Given instruction: Return a copy of every line in the records that includes the word "StringLibraryTest".

* * *

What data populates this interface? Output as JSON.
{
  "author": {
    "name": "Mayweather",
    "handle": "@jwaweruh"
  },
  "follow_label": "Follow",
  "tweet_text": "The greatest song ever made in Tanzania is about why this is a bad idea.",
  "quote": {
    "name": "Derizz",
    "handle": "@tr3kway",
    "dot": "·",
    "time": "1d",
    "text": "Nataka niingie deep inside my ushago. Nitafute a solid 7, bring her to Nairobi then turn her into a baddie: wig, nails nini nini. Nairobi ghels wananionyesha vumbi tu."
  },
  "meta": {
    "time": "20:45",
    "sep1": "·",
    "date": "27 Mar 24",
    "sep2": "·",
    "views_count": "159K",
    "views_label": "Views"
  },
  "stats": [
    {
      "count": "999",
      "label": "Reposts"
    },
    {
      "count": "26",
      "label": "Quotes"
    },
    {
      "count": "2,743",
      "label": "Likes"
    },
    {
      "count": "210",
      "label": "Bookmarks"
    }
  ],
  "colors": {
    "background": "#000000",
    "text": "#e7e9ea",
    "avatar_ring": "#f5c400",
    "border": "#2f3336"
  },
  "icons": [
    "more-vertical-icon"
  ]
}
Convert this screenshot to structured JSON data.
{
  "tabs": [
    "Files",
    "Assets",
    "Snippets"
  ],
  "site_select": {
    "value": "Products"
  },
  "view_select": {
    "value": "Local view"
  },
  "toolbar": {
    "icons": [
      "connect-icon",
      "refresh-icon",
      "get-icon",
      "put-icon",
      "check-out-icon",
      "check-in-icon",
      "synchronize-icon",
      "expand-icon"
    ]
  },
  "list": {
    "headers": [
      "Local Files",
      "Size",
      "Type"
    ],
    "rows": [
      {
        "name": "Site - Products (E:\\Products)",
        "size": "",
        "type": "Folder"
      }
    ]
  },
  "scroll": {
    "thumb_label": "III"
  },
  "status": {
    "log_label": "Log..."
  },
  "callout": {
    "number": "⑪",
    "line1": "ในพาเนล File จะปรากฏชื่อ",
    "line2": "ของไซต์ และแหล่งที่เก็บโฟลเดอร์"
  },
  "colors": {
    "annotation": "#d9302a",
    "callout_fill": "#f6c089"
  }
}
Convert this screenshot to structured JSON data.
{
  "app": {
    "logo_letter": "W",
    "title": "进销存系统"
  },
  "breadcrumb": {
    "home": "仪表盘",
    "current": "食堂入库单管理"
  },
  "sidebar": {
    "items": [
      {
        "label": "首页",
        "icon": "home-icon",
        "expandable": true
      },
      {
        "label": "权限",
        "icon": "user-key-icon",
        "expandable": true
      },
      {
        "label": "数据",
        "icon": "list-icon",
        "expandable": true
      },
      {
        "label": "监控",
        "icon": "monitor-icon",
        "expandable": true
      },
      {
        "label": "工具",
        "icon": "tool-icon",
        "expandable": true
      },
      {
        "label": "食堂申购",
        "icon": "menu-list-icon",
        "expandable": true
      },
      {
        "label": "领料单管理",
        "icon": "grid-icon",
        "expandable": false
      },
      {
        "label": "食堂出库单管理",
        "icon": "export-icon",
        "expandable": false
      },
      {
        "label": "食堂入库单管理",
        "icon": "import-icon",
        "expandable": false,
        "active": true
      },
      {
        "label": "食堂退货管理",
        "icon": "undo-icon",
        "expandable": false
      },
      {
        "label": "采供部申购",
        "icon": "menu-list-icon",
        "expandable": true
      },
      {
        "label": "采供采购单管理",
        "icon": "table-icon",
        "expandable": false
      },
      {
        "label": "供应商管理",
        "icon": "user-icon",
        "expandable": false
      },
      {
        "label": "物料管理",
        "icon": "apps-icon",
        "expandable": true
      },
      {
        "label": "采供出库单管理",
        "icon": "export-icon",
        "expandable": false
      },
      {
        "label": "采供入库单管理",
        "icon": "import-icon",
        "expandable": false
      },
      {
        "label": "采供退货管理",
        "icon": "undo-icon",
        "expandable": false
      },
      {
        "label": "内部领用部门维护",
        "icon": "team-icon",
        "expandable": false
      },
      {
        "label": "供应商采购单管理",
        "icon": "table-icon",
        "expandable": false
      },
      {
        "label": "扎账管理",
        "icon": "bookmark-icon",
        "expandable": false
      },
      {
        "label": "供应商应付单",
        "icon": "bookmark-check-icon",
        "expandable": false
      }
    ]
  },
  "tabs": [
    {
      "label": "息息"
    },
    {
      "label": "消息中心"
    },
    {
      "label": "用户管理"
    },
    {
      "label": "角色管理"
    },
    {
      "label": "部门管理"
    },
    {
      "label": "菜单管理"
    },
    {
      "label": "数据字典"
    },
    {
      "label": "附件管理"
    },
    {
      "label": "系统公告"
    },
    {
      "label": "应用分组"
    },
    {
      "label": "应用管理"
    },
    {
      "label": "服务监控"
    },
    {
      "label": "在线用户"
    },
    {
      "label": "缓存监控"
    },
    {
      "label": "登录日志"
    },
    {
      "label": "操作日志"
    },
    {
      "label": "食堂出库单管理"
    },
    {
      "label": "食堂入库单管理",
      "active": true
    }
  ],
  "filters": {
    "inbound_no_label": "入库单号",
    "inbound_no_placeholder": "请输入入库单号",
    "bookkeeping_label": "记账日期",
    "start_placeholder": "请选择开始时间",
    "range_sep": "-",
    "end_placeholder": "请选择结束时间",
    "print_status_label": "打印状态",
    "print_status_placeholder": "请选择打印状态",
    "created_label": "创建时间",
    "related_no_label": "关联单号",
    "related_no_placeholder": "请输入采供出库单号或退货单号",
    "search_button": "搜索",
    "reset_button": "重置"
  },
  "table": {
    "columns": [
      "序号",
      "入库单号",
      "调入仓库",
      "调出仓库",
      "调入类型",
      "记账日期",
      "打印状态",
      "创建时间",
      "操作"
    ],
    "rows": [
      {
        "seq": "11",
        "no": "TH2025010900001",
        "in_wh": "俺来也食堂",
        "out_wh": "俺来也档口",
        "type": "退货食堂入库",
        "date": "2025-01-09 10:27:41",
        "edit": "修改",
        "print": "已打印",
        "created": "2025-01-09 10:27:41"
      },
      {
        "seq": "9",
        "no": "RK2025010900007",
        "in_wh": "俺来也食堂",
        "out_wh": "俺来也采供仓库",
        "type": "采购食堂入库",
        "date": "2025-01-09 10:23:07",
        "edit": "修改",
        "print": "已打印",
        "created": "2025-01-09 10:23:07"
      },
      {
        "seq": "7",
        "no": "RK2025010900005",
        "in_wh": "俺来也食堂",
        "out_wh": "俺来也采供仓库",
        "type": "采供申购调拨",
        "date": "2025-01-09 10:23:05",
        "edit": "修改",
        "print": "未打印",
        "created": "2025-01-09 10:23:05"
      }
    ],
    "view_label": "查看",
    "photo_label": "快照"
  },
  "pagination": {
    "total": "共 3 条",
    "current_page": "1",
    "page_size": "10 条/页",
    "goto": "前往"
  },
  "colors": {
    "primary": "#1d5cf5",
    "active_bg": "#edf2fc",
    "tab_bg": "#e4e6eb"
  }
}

* * *

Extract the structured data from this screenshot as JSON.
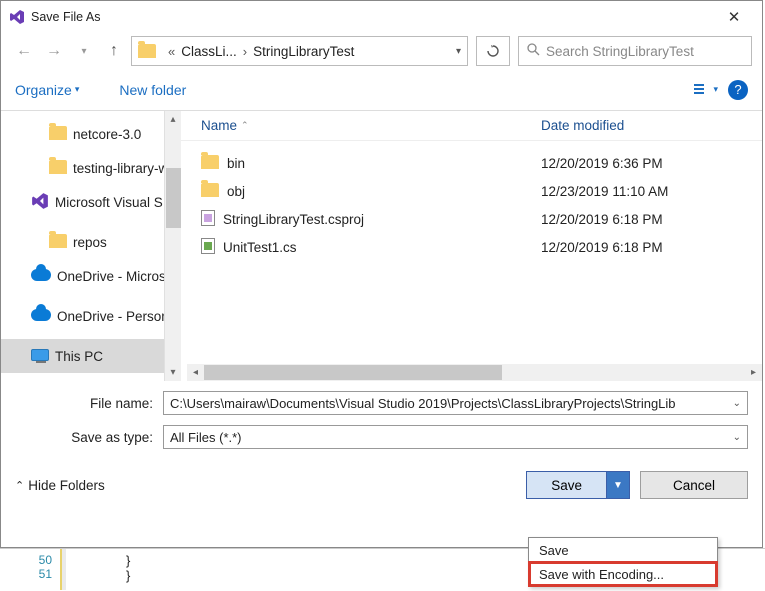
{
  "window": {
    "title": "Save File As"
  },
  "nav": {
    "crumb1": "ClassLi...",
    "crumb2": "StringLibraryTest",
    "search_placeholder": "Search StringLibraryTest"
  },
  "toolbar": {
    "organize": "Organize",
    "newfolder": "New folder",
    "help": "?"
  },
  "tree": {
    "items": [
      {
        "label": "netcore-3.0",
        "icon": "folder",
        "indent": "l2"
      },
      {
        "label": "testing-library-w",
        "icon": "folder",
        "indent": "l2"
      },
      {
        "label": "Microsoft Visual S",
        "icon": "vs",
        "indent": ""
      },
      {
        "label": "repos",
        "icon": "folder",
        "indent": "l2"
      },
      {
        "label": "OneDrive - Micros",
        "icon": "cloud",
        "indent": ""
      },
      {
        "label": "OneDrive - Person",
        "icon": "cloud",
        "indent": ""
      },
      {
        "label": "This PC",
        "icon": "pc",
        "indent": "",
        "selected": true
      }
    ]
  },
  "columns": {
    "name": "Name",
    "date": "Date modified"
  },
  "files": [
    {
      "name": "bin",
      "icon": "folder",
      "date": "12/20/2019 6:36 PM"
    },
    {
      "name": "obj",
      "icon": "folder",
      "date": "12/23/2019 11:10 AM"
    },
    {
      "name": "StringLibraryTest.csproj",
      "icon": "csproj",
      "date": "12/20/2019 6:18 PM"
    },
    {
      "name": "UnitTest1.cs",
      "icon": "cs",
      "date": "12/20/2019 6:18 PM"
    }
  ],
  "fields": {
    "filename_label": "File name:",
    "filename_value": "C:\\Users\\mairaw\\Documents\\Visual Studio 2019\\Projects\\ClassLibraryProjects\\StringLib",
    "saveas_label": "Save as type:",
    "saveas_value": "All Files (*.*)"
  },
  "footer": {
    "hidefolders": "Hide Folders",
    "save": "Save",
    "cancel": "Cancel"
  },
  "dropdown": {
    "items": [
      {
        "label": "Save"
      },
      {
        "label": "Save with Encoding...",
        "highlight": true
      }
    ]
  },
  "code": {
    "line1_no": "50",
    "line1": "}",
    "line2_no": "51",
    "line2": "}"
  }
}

* * *

Solution for this exercise:
    "crumb2": "StringLibraryTest",
    "search_placeholder": "Search StringLibraryTest"
      "name": "StringLibraryTest.csproj",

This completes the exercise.